PROBLEM DETAILS -
Leave the pictures out. Return all other data exactly.

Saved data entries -
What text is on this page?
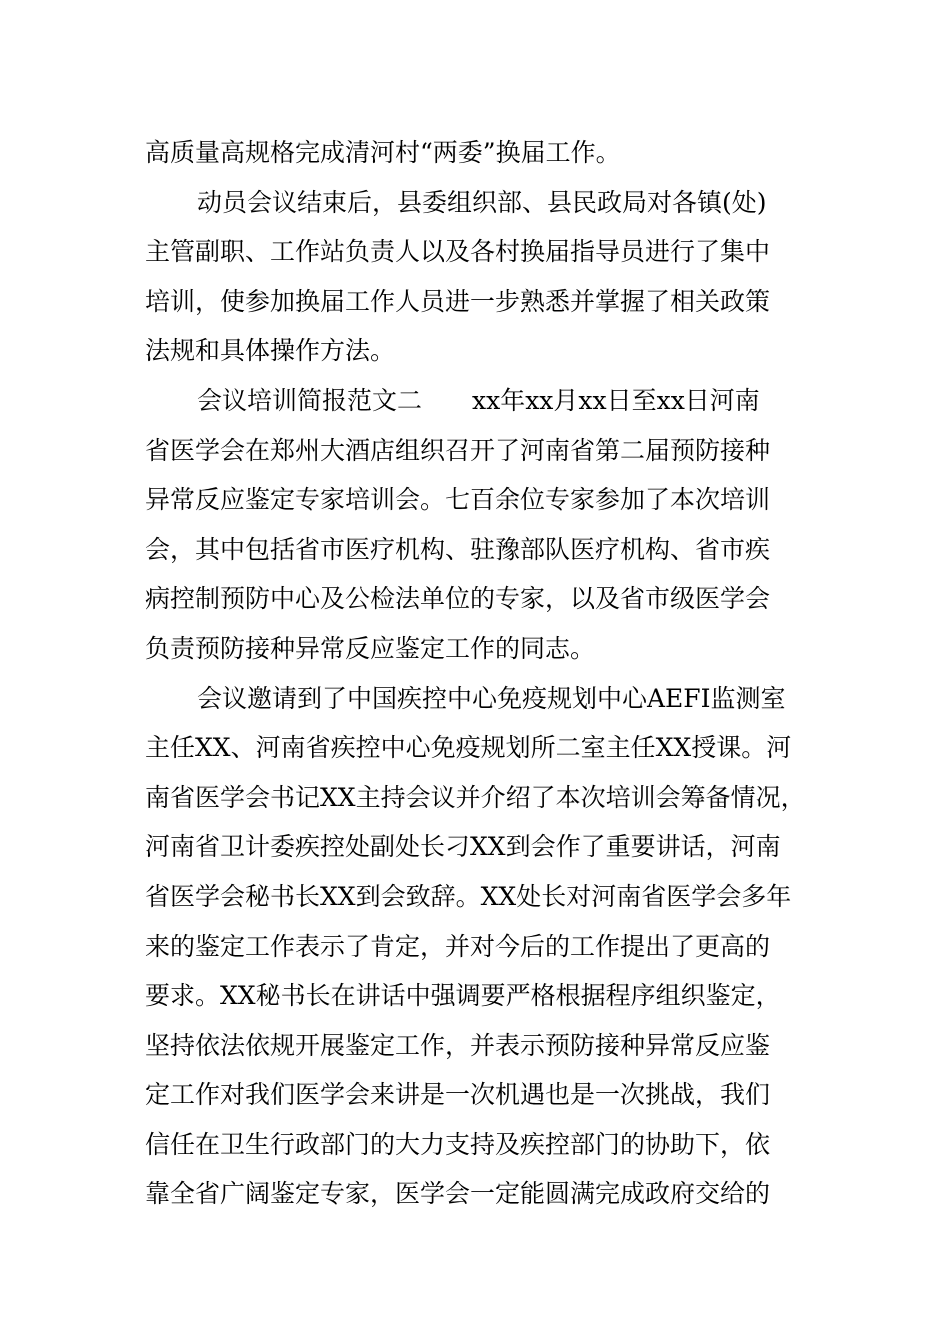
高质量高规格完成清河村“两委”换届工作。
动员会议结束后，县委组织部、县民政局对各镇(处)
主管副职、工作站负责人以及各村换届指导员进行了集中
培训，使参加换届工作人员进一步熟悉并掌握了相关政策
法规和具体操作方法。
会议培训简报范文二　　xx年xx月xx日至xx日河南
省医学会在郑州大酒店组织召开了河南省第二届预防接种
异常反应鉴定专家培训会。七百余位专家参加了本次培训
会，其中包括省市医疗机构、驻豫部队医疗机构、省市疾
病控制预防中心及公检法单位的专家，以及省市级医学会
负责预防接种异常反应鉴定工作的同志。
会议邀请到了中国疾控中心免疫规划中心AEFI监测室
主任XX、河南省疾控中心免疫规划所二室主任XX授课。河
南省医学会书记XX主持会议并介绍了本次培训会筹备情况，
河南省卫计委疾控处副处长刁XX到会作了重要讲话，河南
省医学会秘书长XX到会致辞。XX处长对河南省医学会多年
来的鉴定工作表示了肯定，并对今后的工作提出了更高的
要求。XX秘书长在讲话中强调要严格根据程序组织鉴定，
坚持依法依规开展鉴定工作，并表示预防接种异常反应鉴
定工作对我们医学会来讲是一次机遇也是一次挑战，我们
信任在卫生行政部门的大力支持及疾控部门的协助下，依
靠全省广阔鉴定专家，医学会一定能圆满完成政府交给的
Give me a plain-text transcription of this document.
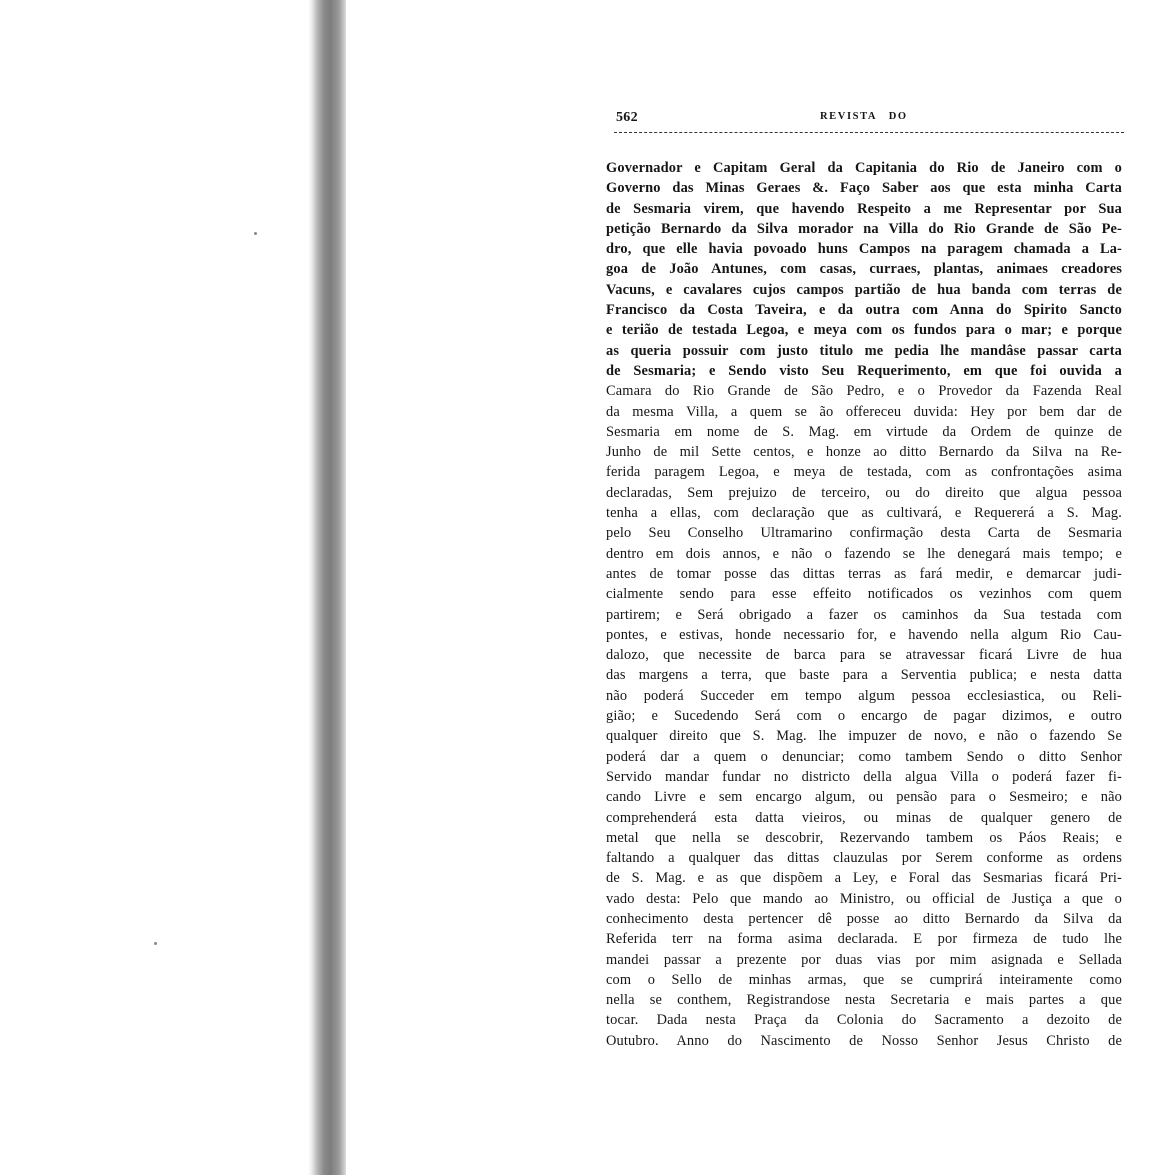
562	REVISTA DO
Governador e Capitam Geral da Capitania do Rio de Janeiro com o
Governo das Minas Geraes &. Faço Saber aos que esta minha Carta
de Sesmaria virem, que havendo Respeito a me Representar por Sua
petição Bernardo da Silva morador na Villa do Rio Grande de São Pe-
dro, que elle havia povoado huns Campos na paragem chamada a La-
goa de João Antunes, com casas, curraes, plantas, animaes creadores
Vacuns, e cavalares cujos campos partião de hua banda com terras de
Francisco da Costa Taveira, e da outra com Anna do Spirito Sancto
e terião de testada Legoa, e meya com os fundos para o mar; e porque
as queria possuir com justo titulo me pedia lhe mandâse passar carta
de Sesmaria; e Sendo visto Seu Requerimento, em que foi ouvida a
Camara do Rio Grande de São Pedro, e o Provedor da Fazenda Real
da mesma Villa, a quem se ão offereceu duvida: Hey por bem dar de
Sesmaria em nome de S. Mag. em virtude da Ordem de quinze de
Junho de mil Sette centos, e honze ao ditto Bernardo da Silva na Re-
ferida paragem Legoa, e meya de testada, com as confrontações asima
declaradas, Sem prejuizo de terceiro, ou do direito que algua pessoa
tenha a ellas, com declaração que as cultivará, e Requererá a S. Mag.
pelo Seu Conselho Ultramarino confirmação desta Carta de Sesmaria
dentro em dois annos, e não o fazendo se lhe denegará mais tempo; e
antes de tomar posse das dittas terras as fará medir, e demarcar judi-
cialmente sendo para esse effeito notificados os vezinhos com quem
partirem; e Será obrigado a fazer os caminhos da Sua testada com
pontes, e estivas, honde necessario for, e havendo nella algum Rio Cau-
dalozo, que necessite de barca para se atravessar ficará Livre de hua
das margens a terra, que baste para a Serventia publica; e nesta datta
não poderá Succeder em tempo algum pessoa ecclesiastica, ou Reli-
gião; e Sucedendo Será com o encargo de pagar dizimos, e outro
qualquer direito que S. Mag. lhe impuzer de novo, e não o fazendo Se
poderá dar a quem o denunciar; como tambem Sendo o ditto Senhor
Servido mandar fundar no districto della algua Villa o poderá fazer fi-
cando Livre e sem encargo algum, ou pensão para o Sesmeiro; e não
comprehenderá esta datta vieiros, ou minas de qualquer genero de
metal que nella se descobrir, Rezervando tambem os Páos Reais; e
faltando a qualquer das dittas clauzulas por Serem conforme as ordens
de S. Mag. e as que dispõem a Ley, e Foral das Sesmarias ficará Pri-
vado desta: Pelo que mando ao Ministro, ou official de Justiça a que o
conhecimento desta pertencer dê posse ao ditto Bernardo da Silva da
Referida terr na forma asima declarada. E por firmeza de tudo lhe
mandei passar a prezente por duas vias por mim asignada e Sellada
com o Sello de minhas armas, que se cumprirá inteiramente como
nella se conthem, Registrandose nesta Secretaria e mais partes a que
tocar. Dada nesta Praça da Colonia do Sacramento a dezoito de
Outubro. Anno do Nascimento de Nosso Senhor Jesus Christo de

WRITTEN RESPONSE -
What text is on this page?
高质量高规格完成清河村“两委”换届工作。
动员会议结束后，县委组织部、县民政局对各镇(处)
主管副职、工作站负责人以及各村换届指导员进行了集中
培训，使参加换届工作人员进一步熟悉并掌握了相关政策
法规和具体操作方法。
会议培训简报范文二　　xx年xx月xx日至xx日河南
省医学会在郑州大酒店组织召开了河南省第二届预防接种
异常反应鉴定专家培训会。七百余位专家参加了本次培训
会，其中包括省市医疗机构、驻豫部队医疗机构、省市疾
病控制预防中心及公检法单位的专家，以及省市级医学会
负责预防接种异常反应鉴定工作的同志。
会议邀请到了中国疾控中心免疫规划中心AEFI监测室
主任XX、河南省疾控中心免疫规划所二室主任XX授课。河
南省医学会书记XX主持会议并介绍了本次培训会筹备情况，
河南省卫计委疾控处副处长刁XX到会作了重要讲话，河南
省医学会秘书长XX到会致辞。XX处长对河南省医学会多年
来的鉴定工作表示了肯定，并对今后的工作提出了更高的
要求。XX秘书长在讲话中强调要严格根据程序组织鉴定，
坚持依法依规开展鉴定工作，并表示预防接种异常反应鉴
定工作对我们医学会来讲是一次机遇也是一次挑战，我们
信任在卫生行政部门的大力支持及疾控部门的协助下，依
靠全省广阔鉴定专家，医学会一定能圆满完成政府交给的
Give me a plain-text transcription of this document.
562	REVISTA DO
Governador e Capitam Geral da Capitania do Rio de Janeiro com o
Governo das Minas Geraes &. Faço Saber aos que esta minha Carta
de Sesmaria virem, que havendo Respeito a me Representar por Sua
petição Bernardo da Silva morador na Villa do Rio Grande de São Pe-
dro, que elle havia povoado huns Campos na paragem chamada a La-
goa de João Antunes, com casas, curraes, plantas, animaes creadores
Vacuns, e cavalares cujos campos partião de hua banda com terras de
Francisco da Costa Taveira, e da outra com Anna do Spirito Sancto
e terião de testada Legoa, e meya com os fundos para o mar; e porque
as queria possuir com justo titulo me pedia lhe mandâse passar carta
de Sesmaria; e Sendo visto Seu Requerimento, em que foi ouvida a
Camara do Rio Grande de São Pedro, e o Provedor da Fazenda Real
da mesma Villa, a quem se ão offereceu duvida: Hey por bem dar de
Sesmaria em nome de S. Mag. em virtude da Ordem de quinze de
Junho de mil Sette centos, e honze ao ditto Bernardo da Silva na Re-
ferida paragem Legoa, e meya de testada, com as confrontações asima
declaradas, Sem prejuizo de terceiro, ou do direito que algua pessoa
tenha a ellas, com declaração que as cultivará, e Requererá a S. Mag.
pelo Seu Conselho Ultramarino confirmação desta Carta de Sesmaria
dentro em dois annos, e não o fazendo se lhe denegará mais tempo; e
antes de tomar posse das dittas terras as fará medir, e demarcar judi-
cialmente sendo para esse effeito notificados os vezinhos com quem
partirem; e Será obrigado a fazer os caminhos da Sua testada com
pontes, e estivas, honde necessario for, e havendo nella algum Rio Cau-
dalozo, que necessite de barca para se atravessar ficará Livre de hua
das margens a terra, que baste para a Serventia publica; e nesta datta
não poderá Succeder em tempo algum pessoa ecclesiastica, ou Reli-
gião; e Sucedendo Será com o encargo de pagar dizimos, e outro
qualquer direito que S. Mag. lhe impuzer de novo, e não o fazendo Se
poderá dar a quem o denunciar; como tambem Sendo o ditto Senhor
Servido mandar fundar no districto della algua Villa o poderá fazer fi-
cando Livre e sem encargo algum, ou pensão para o Sesmeiro; e não
comprehenderá esta datta vieiros, ou minas de qualquer genero de
metal que nella se descobrir, Rezervando tambem os Páos Reais; e
faltando a qualquer das dittas clauzulas por Serem conforme as ordens
de S. Mag. e as que dispõem a Ley, e Foral das Sesmarias ficará Pri-
vado desta: Pelo que mando ao Ministro, ou official de Justiça a que o
conhecimento desta pertencer dê posse ao ditto Bernardo da Silva da
Referida terr na forma asima declarada. E por firmeza de tudo lhe
mandei passar a prezente por duas vias por mim asignada e Sellada
com o Sello de minhas armas, que se cumprirá inteiramente como
nella se conthem, Registrandose nesta Secretaria e mais partes a que
tocar. Dada nesta Praça da Colonia do Sacramento a dezoito de
Outubro. Anno do Nascimento de Nosso Senhor Jesus Christo de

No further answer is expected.